start DATASET ROWS

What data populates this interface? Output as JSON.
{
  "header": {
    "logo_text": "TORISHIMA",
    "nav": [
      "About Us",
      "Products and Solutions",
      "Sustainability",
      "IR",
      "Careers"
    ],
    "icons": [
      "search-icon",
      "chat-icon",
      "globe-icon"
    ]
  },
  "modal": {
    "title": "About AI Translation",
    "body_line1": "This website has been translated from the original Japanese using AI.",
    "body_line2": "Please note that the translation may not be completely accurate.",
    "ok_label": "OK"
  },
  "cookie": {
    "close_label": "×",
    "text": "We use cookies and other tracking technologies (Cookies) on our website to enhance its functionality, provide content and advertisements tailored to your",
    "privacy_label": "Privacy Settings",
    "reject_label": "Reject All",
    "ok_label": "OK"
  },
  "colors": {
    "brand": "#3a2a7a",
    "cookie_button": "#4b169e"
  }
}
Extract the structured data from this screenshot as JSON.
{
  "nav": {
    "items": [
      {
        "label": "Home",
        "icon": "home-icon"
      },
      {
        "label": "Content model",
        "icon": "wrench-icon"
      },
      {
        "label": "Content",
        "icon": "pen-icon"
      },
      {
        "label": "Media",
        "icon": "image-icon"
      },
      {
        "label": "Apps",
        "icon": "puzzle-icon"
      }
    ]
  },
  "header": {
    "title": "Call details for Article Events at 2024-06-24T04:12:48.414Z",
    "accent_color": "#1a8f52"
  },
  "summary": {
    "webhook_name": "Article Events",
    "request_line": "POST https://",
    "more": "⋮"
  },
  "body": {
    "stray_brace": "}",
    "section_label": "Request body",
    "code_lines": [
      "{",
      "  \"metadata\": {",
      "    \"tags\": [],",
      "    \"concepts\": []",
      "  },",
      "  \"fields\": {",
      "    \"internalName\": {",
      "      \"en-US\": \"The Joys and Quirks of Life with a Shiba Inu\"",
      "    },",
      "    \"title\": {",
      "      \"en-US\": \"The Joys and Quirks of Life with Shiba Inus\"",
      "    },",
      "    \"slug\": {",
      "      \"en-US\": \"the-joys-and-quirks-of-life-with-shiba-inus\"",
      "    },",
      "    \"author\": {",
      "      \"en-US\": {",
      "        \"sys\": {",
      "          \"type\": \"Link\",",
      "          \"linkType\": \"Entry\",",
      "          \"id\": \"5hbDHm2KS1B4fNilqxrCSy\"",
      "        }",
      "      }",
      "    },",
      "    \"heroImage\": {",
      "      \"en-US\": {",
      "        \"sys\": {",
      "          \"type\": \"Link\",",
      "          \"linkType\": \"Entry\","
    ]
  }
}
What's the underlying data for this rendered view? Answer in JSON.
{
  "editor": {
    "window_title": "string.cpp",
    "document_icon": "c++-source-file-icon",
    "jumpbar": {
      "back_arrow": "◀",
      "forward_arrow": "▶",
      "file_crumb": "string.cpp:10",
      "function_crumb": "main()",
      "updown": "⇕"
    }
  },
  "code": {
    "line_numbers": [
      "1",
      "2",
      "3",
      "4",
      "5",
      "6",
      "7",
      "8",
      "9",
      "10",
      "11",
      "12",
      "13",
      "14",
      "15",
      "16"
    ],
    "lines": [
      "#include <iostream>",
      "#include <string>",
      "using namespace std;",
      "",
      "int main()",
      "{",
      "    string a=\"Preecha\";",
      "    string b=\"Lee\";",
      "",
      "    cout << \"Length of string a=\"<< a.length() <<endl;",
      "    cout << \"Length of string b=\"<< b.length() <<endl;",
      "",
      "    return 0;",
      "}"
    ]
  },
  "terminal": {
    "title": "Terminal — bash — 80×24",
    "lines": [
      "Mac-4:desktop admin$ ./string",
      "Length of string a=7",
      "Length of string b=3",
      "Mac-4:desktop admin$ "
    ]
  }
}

end DATASET ROWS

_INSTRUCTIONS FOR THE TASK_
Reproduce, exactly and with nothing added, the lines from the one that includes "What's the underlying" through the last line of the material.

_RESPONSE TO THE TASK_
What's the underlying data for this rendered view? Answer in JSON.
{
  "editor": {
    "window_title": "string.cpp",
    "document_icon": "c++-source-file-icon",
    "jumpbar": {
      "back_arrow": "◀",
      "forward_arrow": "▶",
      "file_crumb": "string.cpp:10",
      "function_crumb": "main()",
      "updown": "⇕"
    }
  },
  "code": {
    "line_numbers": [
      "1",
      "2",
      "3",
      "4",
      "5",
      "6",
      "7",
      "8",
      "9",
      "10",
      "11",
      "12",
      "13",
      "14",
      "15",
      "16"
    ],
    "lines": [
      "#include <iostream>",
      "#include <string>",
      "using namespace std;",
      "",
      "int main()",
      "{",
      "    string a=\"Preecha\";",
      "    string b=\"Lee\";",
      "",
      "    cout << \"Length of string a=\"<< a.length() <<endl;",
      "    cout << \"Length of string b=\"<< b.length() <<endl;",
      "",
      "    return 0;",
      "}"
    ]
  },
  "terminal": {
    "title": "Terminal — bash — 80×24",
    "lines": [
      "Mac-4:desktop admin$ ./string",
      "Length of string a=7",
      "Length of string b=3",
      "Mac-4:desktop admin$ "
    ]
  }
}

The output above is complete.